_Written task:_
Would you return the complete listing below word for word?

_Records to process:_
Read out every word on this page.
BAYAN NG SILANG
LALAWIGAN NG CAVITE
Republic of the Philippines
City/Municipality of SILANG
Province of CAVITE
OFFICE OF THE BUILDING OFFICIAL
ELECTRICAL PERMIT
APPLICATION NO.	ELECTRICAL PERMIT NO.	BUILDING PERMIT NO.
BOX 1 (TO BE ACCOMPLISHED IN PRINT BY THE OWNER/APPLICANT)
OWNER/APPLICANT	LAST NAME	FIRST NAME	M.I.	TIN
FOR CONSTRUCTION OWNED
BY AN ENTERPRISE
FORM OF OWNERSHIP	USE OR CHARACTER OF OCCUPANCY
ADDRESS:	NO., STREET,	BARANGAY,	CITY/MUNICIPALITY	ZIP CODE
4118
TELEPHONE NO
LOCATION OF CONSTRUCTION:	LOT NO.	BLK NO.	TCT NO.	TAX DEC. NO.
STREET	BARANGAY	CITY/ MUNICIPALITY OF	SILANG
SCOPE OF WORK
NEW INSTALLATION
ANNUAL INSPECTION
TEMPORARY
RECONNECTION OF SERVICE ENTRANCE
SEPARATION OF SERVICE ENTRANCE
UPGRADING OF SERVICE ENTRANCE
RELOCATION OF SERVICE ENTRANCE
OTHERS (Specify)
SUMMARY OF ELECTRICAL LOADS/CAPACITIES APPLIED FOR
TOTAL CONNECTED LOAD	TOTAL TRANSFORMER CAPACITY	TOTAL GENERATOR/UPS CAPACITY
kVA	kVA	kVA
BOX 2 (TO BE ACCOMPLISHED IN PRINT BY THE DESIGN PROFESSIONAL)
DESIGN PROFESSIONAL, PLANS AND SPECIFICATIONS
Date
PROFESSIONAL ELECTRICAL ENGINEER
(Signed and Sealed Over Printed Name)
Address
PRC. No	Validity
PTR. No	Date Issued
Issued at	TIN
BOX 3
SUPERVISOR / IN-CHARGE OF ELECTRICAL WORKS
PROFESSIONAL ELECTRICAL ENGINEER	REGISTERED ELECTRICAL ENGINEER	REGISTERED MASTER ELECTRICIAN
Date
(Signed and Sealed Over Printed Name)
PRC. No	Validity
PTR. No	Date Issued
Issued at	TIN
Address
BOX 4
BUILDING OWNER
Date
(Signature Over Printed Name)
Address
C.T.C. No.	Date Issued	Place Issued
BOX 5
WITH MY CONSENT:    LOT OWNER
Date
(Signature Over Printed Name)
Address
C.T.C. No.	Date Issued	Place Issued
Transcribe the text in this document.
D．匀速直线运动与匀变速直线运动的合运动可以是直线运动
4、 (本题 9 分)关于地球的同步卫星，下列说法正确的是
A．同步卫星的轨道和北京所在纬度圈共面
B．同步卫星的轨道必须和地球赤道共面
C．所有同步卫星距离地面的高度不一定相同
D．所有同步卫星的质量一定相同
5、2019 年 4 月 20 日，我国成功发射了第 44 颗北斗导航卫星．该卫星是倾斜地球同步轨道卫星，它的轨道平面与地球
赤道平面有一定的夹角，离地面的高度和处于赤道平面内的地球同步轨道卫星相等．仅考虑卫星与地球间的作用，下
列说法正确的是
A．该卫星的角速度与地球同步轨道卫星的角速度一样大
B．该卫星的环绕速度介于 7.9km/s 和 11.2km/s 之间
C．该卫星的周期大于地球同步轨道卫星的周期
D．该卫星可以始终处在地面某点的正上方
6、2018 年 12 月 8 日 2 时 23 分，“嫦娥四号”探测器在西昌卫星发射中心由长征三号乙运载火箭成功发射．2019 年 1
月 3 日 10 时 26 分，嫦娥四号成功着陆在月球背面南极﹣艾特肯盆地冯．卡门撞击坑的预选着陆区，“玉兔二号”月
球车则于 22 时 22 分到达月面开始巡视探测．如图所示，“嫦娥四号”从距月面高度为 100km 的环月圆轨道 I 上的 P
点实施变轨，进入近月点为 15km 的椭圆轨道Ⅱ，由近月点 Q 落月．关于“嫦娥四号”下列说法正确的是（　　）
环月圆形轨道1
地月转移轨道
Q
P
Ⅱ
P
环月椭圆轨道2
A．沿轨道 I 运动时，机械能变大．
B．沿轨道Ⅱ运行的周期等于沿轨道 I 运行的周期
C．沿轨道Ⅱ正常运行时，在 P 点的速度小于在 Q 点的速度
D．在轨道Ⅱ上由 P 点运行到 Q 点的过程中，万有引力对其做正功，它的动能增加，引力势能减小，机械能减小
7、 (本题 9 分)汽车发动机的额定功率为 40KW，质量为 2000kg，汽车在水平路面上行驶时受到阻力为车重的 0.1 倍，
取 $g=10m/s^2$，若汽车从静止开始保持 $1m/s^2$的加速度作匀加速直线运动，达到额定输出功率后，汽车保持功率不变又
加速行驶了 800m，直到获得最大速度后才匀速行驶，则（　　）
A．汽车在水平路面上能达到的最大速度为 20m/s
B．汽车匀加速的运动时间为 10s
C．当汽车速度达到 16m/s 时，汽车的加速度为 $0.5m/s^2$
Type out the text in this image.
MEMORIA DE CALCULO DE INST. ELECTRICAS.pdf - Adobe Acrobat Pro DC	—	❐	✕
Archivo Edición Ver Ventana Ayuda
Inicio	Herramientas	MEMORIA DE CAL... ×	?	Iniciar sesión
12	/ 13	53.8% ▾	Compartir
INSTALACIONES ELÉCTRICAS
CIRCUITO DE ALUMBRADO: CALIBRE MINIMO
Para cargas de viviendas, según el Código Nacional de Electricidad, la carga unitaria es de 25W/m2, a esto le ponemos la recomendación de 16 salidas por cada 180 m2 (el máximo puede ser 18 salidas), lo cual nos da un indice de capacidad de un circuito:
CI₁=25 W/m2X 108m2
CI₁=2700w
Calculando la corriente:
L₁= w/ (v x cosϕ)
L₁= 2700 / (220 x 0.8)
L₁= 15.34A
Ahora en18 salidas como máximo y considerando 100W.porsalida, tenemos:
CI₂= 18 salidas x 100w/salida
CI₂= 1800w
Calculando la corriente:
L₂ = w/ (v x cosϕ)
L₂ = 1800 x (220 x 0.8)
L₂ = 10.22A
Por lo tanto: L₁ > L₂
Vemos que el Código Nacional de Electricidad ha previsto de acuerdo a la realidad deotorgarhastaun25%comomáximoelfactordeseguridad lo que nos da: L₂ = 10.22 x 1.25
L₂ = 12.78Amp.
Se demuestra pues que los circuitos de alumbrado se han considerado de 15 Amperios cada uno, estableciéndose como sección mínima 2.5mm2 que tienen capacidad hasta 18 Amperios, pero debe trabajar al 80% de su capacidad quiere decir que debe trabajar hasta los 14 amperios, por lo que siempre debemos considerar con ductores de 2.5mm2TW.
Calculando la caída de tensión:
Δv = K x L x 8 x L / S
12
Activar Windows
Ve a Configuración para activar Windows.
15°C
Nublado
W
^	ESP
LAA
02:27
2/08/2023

_Task answer:_
Read out every word on this page.
BAYAN NG SILANG
LALAWIGAN NG CAVITE
Republic of the Philippines
City/Municipality of SILANG
Province of CAVITE
OFFICE OF THE BUILDING OFFICIAL
ELECTRICAL PERMIT
APPLICATION NO.	ELECTRICAL PERMIT NO.	BUILDING PERMIT NO.
BOX 1 (TO BE ACCOMPLISHED IN PRINT BY THE OWNER/APPLICANT)
OWNER/APPLICANT	LAST NAME	FIRST NAME	M.I.	TIN
FOR CONSTRUCTION OWNED
BY AN ENTERPRISE
FORM OF OWNERSHIP	USE OR CHARACTER OF OCCUPANCY
ADDRESS:	NO., STREET,	BARANGAY,	CITY/MUNICIPALITY	ZIP CODE
4118
TELEPHONE NO
LOCATION OF CONSTRUCTION:	LOT NO.	BLK NO.	TCT NO.	TAX DEC. NO.
STREET	BARANGAY	CITY/ MUNICIPALITY OF	SILANG
SCOPE OF WORK
NEW INSTALLATION
ANNUAL INSPECTION
TEMPORARY
RECONNECTION OF SERVICE ENTRANCE
SEPARATION OF SERVICE ENTRANCE
UPGRADING OF SERVICE ENTRANCE
RELOCATION OF SERVICE ENTRANCE
OTHERS (Specify)
SUMMARY OF ELECTRICAL LOADS/CAPACITIES APPLIED FOR
TOTAL CONNECTED LOAD	TOTAL TRANSFORMER CAPACITY	TOTAL GENERATOR/UPS CAPACITY
kVA	kVA	kVA
BOX 2 (TO BE ACCOMPLISHED IN PRINT BY THE DESIGN PROFESSIONAL)
DESIGN PROFESSIONAL, PLANS AND SPECIFICATIONS
Date
PROFESSIONAL ELECTRICAL ENGINEER
(Signed and Sealed Over Printed Name)
Address
PRC. No	Validity
PTR. No	Date Issued
Issued at	TIN
BOX 3
SUPERVISOR / IN-CHARGE OF ELECTRICAL WORKS
PROFESSIONAL ELECTRICAL ENGINEER	REGISTERED ELECTRICAL ENGINEER	REGISTERED MASTER ELECTRICIAN
Date
(Signed and Sealed Over Printed Name)
PRC. No	Validity
PTR. No	Date Issued
Issued at	TIN
Address
BOX 4
BUILDING OWNER
Date
(Signature Over Printed Name)
Address
C.T.C. No.	Date Issued	Place Issued
BOX 5
WITH MY CONSENT:    LOT OWNER
Date
(Signature Over Printed Name)
Address
C.T.C. No.	Date Issued	Place Issued
Transcribe the text in this document.
D．匀速直线运动与匀变速直线运动的合运动可以是直线运动
4、 (本题 9 分)关于地球的同步卫星，下列说法正确的是
A．同步卫星的轨道和北京所在纬度圈共面
B．同步卫星的轨道必须和地球赤道共面
C．所有同步卫星距离地面的高度不一定相同
D．所有同步卫星的质量一定相同
5、2019 年 4 月 20 日，我国成功发射了第 44 颗北斗导航卫星．该卫星是倾斜地球同步轨道卫星，它的轨道平面与地球
赤道平面有一定的夹角，离地面的高度和处于赤道平面内的地球同步轨道卫星相等．仅考虑卫星与地球间的作用，下
列说法正确的是
A．该卫星的角速度与地球同步轨道卫星的角速度一样大
B．该卫星的环绕速度介于 7.9km/s 和 11.2km/s 之间
C．该卫星的周期大于地球同步轨道卫星的周期
D．该卫星可以始终处在地面某点的正上方
6、2018 年 12 月 8 日 2 时 23 分，“嫦娥四号”探测器在西昌卫星发射中心由长征三号乙运载火箭成功发射．2019 年 1
月 3 日 10 时 26 分，嫦娥四号成功着陆在月球背面南极﹣艾特肯盆地冯．卡门撞击坑的预选着陆区，“玉兔二号”月
球车则于 22 时 22 分到达月面开始巡视探测．如图所示，“嫦娥四号”从距月面高度为 100km 的环月圆轨道 I 上的 P
点实施变轨，进入近月点为 15km 的椭圆轨道Ⅱ，由近月点 Q 落月．关于“嫦娥四号”下列说法正确的是（　　）
环月圆形轨道1
地月转移轨道
Q
P
Ⅱ
P
环月椭圆轨道2
A．沿轨道 I 运动时，机械能变大．
B．沿轨道Ⅱ运行的周期等于沿轨道 I 运行的周期
C．沿轨道Ⅱ正常运行时，在 P 点的速度小于在 Q 点的速度
D．在轨道Ⅱ上由 P 点运行到 Q 点的过程中，万有引力对其做正功，它的动能增加，引力势能减小，机械能减小
7、 (本题 9 分)汽车发动机的额定功率为 40KW，质量为 2000kg，汽车在水平路面上行驶时受到阻力为车重的 0.1 倍，
取 $g=10m/s^2$，若汽车从静止开始保持 $1m/s^2$的加速度作匀加速直线运动，达到额定输出功率后，汽车保持功率不变又
加速行驶了 800m，直到获得最大速度后才匀速行驶，则（　　）
A．汽车在水平路面上能达到的最大速度为 20m/s
B．汽车匀加速的运动时间为 10s
C．当汽车速度达到 16m/s 时，汽车的加速度为 $0.5m/s^2$
Type out the text in this image.
MEMORIA DE CALCULO DE INST. ELECTRICAS.pdf - Adobe Acrobat Pro DC	—	❐	✕
Archivo Edición Ver Ventana Ayuda
Inicio	Herramientas	MEMORIA DE CAL... ×	?	Iniciar sesión
12	/ 13	53.8% ▾	Compartir
INSTALACIONES ELÉCTRICAS
CIRCUITO DE ALUMBRADO: CALIBRE MINIMO
Para cargas de viviendas, según el Código Nacional de Electricidad, la carga unitaria es de 25W/m2, a esto le ponemos la recomendación de 16 salidas por cada 180 m2 (el máximo puede ser 18 salidas), lo cual nos da un indice de capacidad de un circuito:
CI₁=25 W/m2X 108m2
CI₁=2700w
Calculando la corriente:
L₁= w/ (v x cosϕ)
L₁= 2700 / (220 x 0.8)
L₁= 15.34A
Ahora en18 salidas como máximo y considerando 100W.porsalida, tenemos:
CI₂= 18 salidas x 100w/salida
CI₂= 1800w
Calculando la corriente:
L₂ = w/ (v x cosϕ)
L₂ = 1800 x (220 x 0.8)
L₂ = 10.22A
Por lo tanto: L₁ > L₂
Vemos que el Código Nacional de Electricidad ha previsto de acuerdo a la realidad deotorgarhastaun25%comomáximoelfactordeseguridad lo que nos da: L₂ = 10.22 x 1.25
L₂ = 12.78Amp.
Se demuestra pues que los circuitos de alumbrado se han considerado de 15 Amperios cada uno, estableciéndose como sección mínima 2.5mm2 que tienen capacidad hasta 18 Amperios, pero debe trabajar al 80% de su capacidad quiere decir que debe trabajar hasta los 14 amperios, por lo que siempre debemos considerar con ductores de 2.5mm2TW.
Calculando la caída de tensión:
Δv = K x L x 8 x L / S
12
Activar Windows
Ve a Configuración para activar Windows.
15°C
Nublado
W
^	ESP
LAA
02:27
2/08/2023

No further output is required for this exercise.